— BEGIN Data —
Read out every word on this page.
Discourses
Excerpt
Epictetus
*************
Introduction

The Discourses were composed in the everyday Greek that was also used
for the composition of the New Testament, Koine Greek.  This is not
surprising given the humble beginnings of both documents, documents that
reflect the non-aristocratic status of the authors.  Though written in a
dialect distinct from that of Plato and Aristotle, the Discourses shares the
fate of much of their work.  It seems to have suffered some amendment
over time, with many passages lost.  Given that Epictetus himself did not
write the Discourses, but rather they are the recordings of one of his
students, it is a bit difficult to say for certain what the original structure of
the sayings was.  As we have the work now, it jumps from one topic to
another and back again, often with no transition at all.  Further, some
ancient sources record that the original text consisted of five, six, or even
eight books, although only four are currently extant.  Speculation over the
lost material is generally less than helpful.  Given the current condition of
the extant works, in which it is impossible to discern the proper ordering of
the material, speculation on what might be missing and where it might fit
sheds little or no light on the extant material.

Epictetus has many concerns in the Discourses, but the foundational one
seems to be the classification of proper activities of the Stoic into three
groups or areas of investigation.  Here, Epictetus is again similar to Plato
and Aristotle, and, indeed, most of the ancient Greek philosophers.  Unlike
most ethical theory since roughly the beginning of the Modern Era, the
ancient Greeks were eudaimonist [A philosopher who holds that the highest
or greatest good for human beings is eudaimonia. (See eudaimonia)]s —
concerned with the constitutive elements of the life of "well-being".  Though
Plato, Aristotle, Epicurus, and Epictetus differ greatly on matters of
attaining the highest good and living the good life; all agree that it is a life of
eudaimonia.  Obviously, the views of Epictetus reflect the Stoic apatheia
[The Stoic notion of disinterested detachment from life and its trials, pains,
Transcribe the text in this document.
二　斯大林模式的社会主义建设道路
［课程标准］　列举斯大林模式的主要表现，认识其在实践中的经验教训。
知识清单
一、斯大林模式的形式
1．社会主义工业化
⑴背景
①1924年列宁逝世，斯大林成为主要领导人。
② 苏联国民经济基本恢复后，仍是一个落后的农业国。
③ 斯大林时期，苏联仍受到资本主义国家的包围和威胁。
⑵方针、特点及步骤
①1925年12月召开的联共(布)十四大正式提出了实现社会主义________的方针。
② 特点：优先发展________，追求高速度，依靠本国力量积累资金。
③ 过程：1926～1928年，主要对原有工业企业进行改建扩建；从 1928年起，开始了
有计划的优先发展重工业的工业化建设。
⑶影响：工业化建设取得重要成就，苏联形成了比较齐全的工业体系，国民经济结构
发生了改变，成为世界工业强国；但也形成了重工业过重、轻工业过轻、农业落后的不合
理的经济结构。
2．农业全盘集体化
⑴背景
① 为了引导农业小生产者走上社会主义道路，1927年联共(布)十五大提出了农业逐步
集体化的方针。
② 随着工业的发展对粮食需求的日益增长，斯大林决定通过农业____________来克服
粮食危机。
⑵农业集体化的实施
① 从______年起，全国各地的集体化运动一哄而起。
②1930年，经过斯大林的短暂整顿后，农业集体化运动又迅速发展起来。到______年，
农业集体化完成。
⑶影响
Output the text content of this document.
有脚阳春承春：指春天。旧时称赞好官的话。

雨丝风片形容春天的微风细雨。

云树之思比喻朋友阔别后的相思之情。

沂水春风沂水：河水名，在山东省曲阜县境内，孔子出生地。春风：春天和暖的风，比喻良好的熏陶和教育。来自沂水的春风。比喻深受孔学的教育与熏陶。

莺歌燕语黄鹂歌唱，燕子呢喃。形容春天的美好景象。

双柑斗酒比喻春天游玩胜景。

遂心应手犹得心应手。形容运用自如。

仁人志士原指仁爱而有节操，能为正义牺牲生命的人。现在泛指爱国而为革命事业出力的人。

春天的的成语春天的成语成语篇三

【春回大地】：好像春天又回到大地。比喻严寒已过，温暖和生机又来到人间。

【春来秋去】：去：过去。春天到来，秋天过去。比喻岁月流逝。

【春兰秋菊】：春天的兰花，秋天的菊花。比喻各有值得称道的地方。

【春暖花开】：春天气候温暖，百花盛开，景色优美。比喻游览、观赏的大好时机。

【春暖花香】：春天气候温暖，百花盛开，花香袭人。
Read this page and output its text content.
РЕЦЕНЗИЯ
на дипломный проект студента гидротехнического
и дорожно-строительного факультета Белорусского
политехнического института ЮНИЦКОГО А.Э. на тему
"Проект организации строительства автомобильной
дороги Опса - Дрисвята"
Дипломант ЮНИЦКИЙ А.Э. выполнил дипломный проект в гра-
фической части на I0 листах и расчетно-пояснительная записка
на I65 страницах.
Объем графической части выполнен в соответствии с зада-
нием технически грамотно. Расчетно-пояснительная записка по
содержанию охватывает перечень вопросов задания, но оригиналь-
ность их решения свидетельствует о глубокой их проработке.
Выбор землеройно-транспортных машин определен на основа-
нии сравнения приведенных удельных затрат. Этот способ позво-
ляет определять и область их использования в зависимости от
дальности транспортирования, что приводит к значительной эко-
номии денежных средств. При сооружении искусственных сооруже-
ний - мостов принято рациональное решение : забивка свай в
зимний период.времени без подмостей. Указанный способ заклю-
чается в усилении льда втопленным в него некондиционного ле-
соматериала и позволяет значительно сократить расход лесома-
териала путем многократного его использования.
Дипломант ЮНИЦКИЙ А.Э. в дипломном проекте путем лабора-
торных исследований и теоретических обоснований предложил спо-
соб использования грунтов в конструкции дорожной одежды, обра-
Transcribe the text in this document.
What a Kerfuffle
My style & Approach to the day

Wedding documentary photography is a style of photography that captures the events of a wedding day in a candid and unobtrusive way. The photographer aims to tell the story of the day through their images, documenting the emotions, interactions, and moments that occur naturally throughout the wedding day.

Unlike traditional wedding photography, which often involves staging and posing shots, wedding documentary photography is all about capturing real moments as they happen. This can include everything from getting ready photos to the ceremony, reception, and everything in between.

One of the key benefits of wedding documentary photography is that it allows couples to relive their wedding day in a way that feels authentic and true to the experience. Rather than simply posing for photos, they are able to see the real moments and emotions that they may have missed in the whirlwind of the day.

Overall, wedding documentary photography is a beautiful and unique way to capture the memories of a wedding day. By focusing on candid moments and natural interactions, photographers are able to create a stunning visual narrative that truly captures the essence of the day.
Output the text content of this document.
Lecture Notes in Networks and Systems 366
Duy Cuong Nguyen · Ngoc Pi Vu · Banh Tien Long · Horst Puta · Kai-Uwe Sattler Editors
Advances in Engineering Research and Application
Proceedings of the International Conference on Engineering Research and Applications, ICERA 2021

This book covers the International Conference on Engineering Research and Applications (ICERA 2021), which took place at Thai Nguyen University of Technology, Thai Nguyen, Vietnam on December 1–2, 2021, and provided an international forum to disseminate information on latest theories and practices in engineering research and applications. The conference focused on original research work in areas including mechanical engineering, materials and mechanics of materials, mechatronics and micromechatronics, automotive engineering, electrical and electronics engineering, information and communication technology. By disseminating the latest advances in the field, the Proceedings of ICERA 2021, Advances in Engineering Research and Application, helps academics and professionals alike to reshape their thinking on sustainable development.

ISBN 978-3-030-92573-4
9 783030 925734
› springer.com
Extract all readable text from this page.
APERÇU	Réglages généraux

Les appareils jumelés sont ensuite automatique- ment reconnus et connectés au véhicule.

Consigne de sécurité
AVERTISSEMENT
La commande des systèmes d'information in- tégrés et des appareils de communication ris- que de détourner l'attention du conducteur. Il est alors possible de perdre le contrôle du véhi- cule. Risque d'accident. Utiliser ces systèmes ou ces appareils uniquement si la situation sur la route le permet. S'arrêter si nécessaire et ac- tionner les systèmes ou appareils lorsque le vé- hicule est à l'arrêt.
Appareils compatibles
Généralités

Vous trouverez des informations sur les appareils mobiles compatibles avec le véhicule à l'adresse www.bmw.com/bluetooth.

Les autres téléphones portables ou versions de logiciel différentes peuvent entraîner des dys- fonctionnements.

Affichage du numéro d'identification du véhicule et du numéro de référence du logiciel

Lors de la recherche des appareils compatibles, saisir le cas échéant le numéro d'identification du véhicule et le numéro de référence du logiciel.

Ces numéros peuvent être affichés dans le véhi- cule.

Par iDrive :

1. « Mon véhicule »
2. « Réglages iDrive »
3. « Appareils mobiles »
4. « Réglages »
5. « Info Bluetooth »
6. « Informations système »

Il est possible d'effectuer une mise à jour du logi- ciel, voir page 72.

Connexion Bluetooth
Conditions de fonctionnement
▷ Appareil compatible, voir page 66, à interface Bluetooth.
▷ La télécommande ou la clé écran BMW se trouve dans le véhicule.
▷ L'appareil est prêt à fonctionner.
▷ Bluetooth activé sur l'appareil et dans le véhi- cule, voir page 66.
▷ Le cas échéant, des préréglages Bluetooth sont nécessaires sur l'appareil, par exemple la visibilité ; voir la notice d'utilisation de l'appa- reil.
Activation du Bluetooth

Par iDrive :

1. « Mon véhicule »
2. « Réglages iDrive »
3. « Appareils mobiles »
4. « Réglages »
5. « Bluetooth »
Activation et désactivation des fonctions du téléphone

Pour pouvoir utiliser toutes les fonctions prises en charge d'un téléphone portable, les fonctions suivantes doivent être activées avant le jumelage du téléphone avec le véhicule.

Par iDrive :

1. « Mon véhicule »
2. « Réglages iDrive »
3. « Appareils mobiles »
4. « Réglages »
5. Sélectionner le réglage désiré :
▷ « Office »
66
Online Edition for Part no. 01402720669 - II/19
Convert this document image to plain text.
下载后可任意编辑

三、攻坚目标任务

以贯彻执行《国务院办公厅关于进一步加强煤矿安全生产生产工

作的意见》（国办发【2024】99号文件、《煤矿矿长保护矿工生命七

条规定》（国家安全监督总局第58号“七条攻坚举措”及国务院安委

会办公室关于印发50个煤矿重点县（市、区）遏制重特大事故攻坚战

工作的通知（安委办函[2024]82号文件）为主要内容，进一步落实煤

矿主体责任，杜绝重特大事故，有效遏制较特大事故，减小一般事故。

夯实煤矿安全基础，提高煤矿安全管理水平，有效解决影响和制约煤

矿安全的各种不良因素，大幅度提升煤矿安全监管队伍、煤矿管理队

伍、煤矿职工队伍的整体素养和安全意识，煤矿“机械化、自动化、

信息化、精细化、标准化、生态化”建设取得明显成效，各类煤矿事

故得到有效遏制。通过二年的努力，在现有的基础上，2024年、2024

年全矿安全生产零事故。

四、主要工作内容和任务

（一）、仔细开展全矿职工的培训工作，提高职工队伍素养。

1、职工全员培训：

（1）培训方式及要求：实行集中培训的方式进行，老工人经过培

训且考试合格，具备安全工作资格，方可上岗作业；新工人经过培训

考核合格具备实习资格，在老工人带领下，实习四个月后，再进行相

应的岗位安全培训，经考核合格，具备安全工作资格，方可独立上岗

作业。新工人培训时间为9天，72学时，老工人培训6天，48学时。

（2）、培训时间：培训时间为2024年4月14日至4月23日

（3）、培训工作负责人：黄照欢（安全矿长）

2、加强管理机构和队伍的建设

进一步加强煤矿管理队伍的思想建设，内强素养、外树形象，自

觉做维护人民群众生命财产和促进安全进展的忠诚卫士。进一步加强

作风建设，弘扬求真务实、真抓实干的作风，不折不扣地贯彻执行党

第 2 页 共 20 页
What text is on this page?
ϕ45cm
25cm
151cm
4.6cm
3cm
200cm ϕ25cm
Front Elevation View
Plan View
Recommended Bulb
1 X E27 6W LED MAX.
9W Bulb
— END Data —
→ **What the task asks**
Give the number of lines in the listing above that contain "avec", and nothing else.

→ **Exercise output**
2